■ Job
Count every line that has "cards" in it and give the total, nothing more.

(Lines of data)
======
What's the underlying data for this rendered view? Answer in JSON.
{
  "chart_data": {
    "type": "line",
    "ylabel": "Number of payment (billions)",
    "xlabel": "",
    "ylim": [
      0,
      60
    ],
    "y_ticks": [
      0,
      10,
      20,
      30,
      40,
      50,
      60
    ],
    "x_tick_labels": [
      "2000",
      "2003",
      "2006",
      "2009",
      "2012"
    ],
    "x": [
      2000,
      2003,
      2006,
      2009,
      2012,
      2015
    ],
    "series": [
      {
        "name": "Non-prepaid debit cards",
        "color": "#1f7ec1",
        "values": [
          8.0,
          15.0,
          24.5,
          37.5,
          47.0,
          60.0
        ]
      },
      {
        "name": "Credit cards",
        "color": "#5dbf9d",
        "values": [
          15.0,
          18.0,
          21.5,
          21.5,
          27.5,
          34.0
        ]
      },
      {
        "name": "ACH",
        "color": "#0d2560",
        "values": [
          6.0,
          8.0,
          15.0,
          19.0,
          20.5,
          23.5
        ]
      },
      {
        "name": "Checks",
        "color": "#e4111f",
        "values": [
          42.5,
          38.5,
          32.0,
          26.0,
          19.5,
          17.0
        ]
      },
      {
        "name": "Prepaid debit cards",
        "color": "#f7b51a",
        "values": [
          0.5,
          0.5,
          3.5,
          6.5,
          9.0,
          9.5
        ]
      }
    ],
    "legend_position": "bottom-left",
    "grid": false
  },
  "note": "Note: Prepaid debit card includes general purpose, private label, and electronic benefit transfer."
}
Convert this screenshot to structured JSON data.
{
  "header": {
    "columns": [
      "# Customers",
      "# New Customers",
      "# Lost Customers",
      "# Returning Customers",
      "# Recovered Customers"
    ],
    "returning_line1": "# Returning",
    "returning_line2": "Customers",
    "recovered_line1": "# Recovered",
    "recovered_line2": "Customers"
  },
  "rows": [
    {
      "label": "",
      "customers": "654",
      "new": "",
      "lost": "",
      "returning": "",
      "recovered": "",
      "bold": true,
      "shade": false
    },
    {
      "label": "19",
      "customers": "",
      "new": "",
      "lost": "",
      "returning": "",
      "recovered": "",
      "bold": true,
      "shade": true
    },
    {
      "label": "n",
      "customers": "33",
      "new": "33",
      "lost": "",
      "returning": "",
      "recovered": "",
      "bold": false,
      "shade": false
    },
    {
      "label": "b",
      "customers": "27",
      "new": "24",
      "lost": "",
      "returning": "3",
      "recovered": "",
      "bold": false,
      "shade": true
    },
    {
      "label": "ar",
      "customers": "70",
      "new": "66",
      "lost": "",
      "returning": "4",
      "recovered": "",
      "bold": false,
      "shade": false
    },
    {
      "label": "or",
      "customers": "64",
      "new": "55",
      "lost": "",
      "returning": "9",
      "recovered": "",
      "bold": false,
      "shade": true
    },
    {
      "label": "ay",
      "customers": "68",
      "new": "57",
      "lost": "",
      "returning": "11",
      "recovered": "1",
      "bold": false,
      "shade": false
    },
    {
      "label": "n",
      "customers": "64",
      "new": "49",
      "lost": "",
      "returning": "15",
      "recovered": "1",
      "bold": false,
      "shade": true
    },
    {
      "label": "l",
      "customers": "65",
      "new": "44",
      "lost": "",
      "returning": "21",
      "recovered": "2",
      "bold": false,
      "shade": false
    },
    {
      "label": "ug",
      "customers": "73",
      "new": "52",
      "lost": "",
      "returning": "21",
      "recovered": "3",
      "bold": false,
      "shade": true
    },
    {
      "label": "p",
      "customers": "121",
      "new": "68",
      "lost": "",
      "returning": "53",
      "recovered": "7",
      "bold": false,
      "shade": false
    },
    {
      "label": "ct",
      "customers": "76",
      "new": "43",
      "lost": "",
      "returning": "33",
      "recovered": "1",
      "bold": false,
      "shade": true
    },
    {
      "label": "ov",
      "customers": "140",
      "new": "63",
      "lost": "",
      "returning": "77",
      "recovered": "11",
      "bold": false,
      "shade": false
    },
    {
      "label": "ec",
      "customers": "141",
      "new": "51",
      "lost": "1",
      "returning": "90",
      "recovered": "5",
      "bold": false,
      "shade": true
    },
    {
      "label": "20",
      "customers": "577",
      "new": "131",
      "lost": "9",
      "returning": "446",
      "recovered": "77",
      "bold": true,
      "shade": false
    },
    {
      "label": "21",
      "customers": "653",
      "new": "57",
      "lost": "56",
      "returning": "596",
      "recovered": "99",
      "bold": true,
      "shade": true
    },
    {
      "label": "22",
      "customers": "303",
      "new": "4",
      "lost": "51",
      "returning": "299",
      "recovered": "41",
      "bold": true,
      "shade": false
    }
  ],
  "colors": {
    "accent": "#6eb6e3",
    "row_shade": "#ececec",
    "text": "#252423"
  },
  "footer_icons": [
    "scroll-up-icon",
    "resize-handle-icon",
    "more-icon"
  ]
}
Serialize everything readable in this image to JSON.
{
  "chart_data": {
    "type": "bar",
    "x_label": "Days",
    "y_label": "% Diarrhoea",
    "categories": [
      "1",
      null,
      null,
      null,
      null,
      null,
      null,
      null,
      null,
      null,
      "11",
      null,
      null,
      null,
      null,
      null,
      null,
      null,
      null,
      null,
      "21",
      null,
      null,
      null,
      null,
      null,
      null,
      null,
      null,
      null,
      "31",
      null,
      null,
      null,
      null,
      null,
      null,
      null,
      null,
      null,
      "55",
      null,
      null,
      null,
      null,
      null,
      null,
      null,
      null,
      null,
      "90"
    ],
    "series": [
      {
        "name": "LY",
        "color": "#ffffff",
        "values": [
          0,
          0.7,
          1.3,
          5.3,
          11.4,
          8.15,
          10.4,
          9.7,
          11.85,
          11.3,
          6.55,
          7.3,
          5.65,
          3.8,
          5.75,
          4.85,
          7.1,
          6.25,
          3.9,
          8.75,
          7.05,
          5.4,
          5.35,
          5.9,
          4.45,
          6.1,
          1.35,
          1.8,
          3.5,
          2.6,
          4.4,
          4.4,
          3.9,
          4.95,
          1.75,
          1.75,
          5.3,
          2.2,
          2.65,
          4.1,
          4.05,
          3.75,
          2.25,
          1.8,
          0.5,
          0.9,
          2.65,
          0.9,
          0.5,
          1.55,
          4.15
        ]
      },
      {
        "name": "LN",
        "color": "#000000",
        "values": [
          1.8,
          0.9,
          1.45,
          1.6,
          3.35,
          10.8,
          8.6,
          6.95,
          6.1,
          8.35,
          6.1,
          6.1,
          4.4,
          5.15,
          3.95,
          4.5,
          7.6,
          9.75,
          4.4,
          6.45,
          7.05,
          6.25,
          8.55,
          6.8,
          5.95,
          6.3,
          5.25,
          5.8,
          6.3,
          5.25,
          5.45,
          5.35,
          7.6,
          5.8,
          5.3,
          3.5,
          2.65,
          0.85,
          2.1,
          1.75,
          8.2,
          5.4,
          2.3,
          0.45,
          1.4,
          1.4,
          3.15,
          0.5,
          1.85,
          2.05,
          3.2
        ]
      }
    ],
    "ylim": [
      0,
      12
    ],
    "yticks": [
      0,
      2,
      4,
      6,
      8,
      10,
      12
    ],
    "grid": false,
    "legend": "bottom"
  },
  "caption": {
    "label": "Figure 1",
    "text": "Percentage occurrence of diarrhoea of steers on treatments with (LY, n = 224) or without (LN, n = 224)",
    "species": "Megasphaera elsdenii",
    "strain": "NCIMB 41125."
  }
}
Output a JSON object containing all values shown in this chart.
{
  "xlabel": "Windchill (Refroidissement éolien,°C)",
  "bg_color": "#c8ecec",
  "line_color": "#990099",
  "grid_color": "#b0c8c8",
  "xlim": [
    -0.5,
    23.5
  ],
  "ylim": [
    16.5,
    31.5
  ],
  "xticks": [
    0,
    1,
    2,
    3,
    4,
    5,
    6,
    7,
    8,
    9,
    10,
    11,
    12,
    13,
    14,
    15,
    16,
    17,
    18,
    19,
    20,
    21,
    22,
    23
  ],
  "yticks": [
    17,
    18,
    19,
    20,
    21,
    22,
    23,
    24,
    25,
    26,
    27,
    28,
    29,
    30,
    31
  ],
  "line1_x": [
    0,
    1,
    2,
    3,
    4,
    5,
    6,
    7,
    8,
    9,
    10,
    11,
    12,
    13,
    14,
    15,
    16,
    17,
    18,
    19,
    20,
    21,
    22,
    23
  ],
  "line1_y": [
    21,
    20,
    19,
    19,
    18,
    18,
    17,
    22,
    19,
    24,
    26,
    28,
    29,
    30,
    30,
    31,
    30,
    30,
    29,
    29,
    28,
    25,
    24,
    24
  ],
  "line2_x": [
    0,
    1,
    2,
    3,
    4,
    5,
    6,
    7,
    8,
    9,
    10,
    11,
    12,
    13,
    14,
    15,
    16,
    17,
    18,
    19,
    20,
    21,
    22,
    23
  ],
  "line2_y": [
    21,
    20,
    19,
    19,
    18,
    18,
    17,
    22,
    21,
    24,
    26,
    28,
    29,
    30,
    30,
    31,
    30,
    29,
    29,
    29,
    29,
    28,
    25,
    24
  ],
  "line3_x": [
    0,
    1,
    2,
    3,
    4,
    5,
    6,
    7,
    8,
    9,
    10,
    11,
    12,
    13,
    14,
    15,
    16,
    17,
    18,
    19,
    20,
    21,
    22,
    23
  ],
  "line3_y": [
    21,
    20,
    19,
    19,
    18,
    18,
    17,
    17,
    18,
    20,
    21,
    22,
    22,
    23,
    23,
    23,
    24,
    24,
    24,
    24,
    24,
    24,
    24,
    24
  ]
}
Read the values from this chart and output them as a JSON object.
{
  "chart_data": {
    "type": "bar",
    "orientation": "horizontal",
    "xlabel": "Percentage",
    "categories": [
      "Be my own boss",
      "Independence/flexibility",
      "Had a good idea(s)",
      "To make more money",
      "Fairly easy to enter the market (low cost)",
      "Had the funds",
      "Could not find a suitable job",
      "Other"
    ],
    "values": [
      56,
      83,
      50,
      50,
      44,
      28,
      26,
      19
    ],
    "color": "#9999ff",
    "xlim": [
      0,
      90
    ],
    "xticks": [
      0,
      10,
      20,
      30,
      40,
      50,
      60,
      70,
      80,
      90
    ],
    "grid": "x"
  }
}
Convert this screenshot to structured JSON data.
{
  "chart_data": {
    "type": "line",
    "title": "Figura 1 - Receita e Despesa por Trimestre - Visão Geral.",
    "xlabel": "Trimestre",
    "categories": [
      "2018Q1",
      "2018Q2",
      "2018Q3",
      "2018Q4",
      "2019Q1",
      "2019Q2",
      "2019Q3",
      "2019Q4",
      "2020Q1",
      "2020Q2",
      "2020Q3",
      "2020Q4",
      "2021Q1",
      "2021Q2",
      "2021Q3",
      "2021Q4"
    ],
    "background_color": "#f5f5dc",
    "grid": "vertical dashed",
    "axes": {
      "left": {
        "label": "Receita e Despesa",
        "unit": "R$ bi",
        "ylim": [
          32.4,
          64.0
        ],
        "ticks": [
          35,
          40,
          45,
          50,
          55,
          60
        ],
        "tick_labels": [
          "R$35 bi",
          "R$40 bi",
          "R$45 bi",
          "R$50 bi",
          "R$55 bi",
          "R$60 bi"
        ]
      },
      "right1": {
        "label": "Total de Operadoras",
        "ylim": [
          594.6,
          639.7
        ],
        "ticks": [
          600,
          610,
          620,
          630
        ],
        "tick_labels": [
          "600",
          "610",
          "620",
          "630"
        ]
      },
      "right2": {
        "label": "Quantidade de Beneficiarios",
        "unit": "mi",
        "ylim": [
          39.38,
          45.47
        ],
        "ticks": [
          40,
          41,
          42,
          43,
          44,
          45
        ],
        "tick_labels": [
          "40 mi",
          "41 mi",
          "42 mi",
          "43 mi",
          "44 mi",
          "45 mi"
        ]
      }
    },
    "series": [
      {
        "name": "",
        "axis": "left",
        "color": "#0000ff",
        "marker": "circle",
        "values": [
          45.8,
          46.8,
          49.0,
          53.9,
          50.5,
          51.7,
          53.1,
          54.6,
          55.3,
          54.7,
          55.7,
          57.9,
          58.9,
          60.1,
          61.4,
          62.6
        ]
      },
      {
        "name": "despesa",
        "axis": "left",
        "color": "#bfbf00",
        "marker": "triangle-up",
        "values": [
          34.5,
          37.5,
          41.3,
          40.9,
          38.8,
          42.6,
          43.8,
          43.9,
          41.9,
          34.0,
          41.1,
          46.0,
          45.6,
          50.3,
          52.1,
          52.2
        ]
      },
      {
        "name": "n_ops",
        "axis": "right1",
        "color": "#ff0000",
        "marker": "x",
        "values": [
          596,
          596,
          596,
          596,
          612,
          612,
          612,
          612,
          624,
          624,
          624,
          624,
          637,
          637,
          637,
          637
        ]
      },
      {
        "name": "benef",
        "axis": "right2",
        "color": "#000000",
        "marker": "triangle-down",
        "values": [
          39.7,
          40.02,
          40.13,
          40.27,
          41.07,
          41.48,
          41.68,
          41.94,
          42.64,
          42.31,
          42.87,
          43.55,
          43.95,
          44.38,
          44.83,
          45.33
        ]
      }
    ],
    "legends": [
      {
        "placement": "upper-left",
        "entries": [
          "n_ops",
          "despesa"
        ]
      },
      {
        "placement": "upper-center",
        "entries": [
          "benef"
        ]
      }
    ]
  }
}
======
■ The solution
3